> _Given problem_
Reproduce the listing that follows with no differences at all.

[Begin Dataset]

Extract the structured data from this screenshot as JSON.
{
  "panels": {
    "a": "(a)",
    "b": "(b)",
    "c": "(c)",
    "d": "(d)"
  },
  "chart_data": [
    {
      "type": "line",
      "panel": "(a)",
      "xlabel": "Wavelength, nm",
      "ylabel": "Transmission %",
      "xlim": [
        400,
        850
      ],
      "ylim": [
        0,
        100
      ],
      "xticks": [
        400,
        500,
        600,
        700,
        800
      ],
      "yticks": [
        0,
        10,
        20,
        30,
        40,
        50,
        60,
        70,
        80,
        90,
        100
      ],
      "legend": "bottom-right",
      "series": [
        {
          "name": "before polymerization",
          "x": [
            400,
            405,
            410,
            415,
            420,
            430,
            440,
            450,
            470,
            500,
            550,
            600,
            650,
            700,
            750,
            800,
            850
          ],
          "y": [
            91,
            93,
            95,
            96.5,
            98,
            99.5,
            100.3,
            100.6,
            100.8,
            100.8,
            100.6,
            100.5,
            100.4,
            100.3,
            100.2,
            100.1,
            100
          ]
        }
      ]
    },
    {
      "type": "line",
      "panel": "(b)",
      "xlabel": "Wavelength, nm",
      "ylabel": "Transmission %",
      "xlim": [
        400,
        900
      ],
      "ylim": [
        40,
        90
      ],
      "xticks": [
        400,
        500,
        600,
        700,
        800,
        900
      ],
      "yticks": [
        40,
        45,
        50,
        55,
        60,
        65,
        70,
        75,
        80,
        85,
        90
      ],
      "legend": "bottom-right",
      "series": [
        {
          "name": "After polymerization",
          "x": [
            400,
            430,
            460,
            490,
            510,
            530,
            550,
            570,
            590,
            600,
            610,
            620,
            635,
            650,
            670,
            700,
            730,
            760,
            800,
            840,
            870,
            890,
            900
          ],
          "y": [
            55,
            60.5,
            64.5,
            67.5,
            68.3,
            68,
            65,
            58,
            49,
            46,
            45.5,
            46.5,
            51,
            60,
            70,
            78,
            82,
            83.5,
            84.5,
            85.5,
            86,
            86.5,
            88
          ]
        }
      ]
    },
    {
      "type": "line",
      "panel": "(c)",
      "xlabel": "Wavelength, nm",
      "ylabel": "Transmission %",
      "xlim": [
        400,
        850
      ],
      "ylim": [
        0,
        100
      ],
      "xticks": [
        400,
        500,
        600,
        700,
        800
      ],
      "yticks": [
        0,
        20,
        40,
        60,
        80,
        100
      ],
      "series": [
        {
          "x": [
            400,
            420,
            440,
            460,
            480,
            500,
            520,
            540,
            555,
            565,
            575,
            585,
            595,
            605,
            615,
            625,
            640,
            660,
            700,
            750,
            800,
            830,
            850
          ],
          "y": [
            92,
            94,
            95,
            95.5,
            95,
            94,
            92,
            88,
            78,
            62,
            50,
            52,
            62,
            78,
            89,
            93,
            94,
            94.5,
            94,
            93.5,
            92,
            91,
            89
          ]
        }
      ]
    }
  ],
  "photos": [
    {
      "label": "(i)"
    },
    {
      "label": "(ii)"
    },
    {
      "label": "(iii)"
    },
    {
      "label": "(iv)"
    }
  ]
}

[End Dataset]

> _Solution to this task_
Extract the structured data from this screenshot as JSON.
{
  "panels": {
    "a": "(a)",
    "b": "(b)",
    "c": "(c)",
    "d": "(d)"
  },
  "chart_data": [
    {
      "type": "line",
      "panel": "(a)",
      "xlabel": "Wavelength, nm",
      "ylabel": "Transmission %",
      "xlim": [
        400,
        850
      ],
      "ylim": [
        0,
        100
      ],
      "xticks": [
        400,
        500,
        600,
        700,
        800
      ],
      "yticks": [
        0,
        10,
        20,
        30,
        40,
        50,
        60,
        70,
        80,
        90,
        100
      ],
      "legend": "bottom-right",
      "series": [
        {
          "name": "before polymerization",
          "x": [
            400,
            405,
            410,
            415,
            420,
            430,
            440,
            450,
            470,
            500,
            550,
            600,
            650,
            700,
            750,
            800,
            850
          ],
          "y": [
            91,
            93,
            95,
            96.5,
            98,
            99.5,
            100.3,
            100.6,
            100.8,
            100.8,
            100.6,
            100.5,
            100.4,
            100.3,
            100.2,
            100.1,
            100
          ]
        }
      ]
    },
    {
      "type": "line",
      "panel": "(b)",
      "xlabel": "Wavelength, nm",
      "ylabel": "Transmission %",
      "xlim": [
        400,
        900
      ],
      "ylim": [
        40,
        90
      ],
      "xticks": [
        400,
        500,
        600,
        700,
        800,
        900
      ],
      "yticks": [
        40,
        45,
        50,
        55,
        60,
        65,
        70,
        75,
        80,
        85,
        90
      ],
      "legend": "bottom-right",
      "series": [
        {
          "name": "After polymerization",
          "x": [
            400,
            430,
            460,
            490,
            510,
            530,
            550,
            570,
            590,
            600,
            610,
            620,
            635,
            650,
            670,
            700,
            730,
            760,
            800,
            840,
            870,
            890,
            900
          ],
          "y": [
            55,
            60.5,
            64.5,
            67.5,
            68.3,
            68,
            65,
            58,
            49,
            46,
            45.5,
            46.5,
            51,
            60,
            70,
            78,
            82,
            83.5,
            84.5,
            85.5,
            86,
            86.5,
            88
          ]
        }
      ]
    },
    {
      "type": "line",
      "panel": "(c)",
      "xlabel": "Wavelength, nm",
      "ylabel": "Transmission %",
      "xlim": [
        400,
        850
      ],
      "ylim": [
        0,
        100
      ],
      "xticks": [
        400,
        500,
        600,
        700,
        800
      ],
      "yticks": [
        0,
        20,
        40,
        60,
        80,
        100
      ],
      "series": [
        {
          "x": [
            400,
            420,
            440,
            460,
            480,
            500,
            520,
            540,
            555,
            565,
            575,
            585,
            595,
            605,
            615,
            625,
            640,
            660,
            700,
            750,
            800,
            830,
            850
          ],
          "y": [
            92,
            94,
            95,
            95.5,
            95,
            94,
            92,
            88,
            78,
            62,
            50,
            52,
            62,
            78,
            89,
            93,
            94,
            94.5,
            94,
            93.5,
            92,
            91,
            89
          ]
        }
      ]
    }
  ],
  "photos": [
    {
      "label": "(i)"
    },
    {
      "label": "(ii)"
    },
    {
      "label": "(iii)"
    },
    {
      "label": "(iv)"
    }
  ]
}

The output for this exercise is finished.